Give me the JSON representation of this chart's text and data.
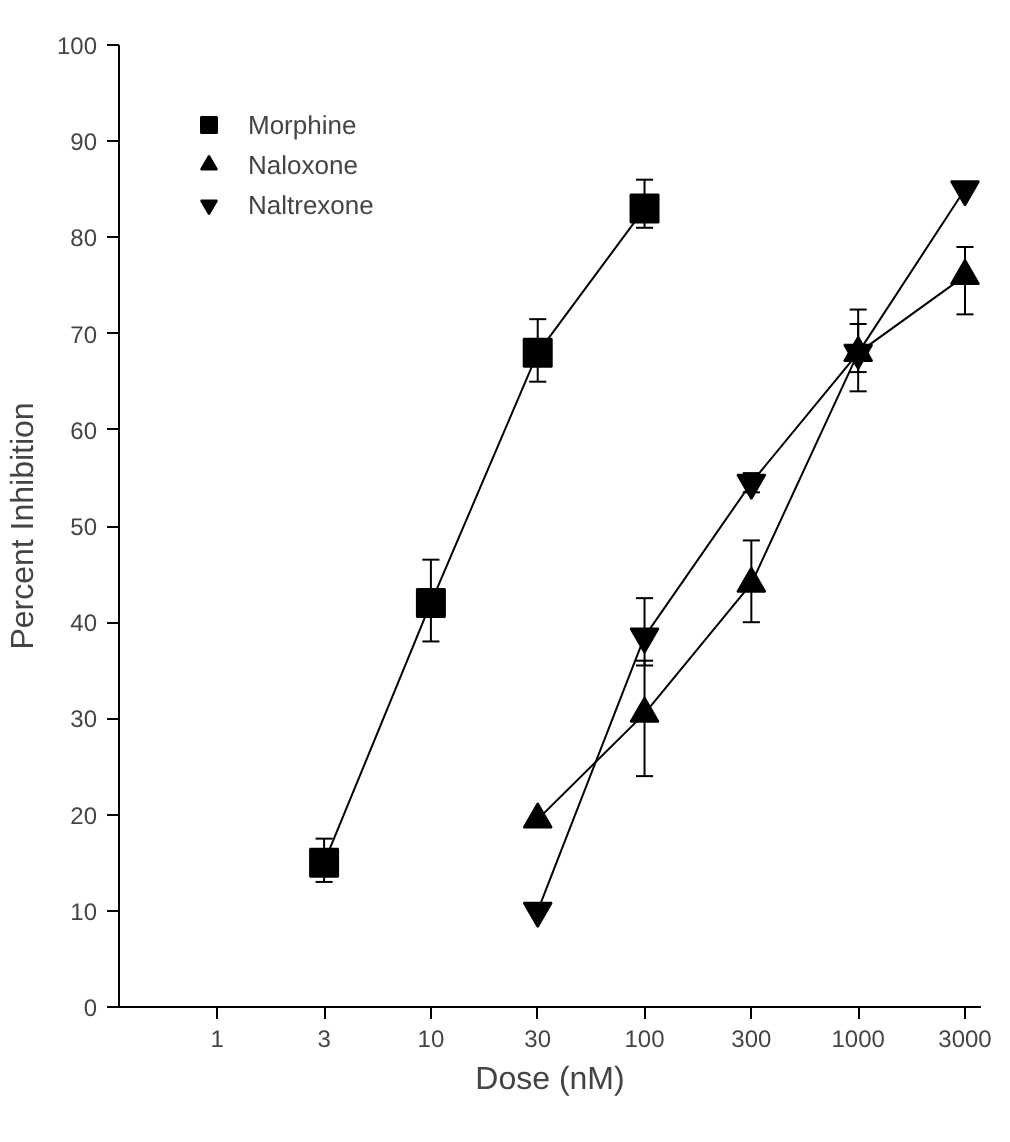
{
  "chart_data": {
    "type": "line",
    "xlabel": "Dose (nM)",
    "ylabel": "Percent Inhibition",
    "categories": [
      "1",
      "3",
      "10",
      "30",
      "100",
      "300",
      "1000",
      "3000"
    ],
    "ylim": [
      0,
      100
    ],
    "yticks": [
      0,
      10,
      20,
      30,
      40,
      50,
      60,
      70,
      80,
      90,
      100
    ],
    "grid": false,
    "legend": "top left",
    "series": [
      {
        "name": "Morphine",
        "color": "#000000",
        "marker": "square",
        "values": [
          null,
          15,
          42,
          68,
          83,
          null,
          null,
          null
        ],
        "errors": [
          null,
          [
            13,
            17.5
          ],
          [
            38,
            46.5
          ],
          [
            65,
            71.5
          ],
          [
            81,
            86
          ],
          null,
          null,
          null
        ]
      },
      {
        "name": "Naloxone",
        "color": "#000000",
        "marker": "triangle",
        "values": [
          null,
          null,
          null,
          19.5,
          30.5,
          44,
          68,
          76
        ],
        "errors": [
          null,
          null,
          null,
          null,
          [
            24,
            36
          ],
          [
            40,
            48.5
          ],
          [
            64,
            71
          ],
          [
            72,
            79
          ]
        ]
      },
      {
        "name": "Naltrexone",
        "color": "#000000",
        "marker": "triangle",
        "values": [
          null,
          null,
          null,
          10,
          38.5,
          54.5,
          68,
          85
        ],
        "errors": [
          null,
          null,
          null,
          null,
          [
            35.5,
            42.5
          ],
          [
            53.5,
            55.5
          ],
          [
            66,
            72.5
          ],
          null
        ]
      }
    ]
  }
}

> **What you need to do**
Pictures are excluded; repeat every record exactly.

> **Result for this task**
Give me the JSON representation of this chart's text and data.
{
  "chart_data": {
    "type": "line",
    "xlabel": "Dose (nM)",
    "ylabel": "Percent Inhibition",
    "categories": [
      "1",
      "3",
      "10",
      "30",
      "100",
      "300",
      "1000",
      "3000"
    ],
    "ylim": [
      0,
      100
    ],
    "yticks": [
      0,
      10,
      20,
      30,
      40,
      50,
      60,
      70,
      80,
      90,
      100
    ],
    "grid": false,
    "legend": "top left",
    "series": [
      {
        "name": "Morphine",
        "color": "#000000",
        "marker": "square",
        "values": [
          null,
          15,
          42,
          68,
          83,
          null,
          null,
          null
        ],
        "errors": [
          null,
          [
            13,
            17.5
          ],
          [
            38,
            46.5
          ],
          [
            65,
            71.5
          ],
          [
            81,
            86
          ],
          null,
          null,
          null
        ]
      },
      {
        "name": "Naloxone",
        "color": "#000000",
        "marker": "triangle",
        "values": [
          null,
          null,
          null,
          19.5,
          30.5,
          44,
          68,
          76
        ],
        "errors": [
          null,
          null,
          null,
          null,
          [
            24,
            36
          ],
          [
            40,
            48.5
          ],
          [
            64,
            71
          ],
          [
            72,
            79
          ]
        ]
      },
      {
        "name": "Naltrexone",
        "color": "#000000",
        "marker": "triangle",
        "values": [
          null,
          null,
          null,
          10,
          38.5,
          54.5,
          68,
          85
        ],
        "errors": [
          null,
          null,
          null,
          null,
          [
            35.5,
            42.5
          ],
          [
            53.5,
            55.5
          ],
          [
            66,
            72.5
          ],
          null
        ]
      }
    ]
  }
}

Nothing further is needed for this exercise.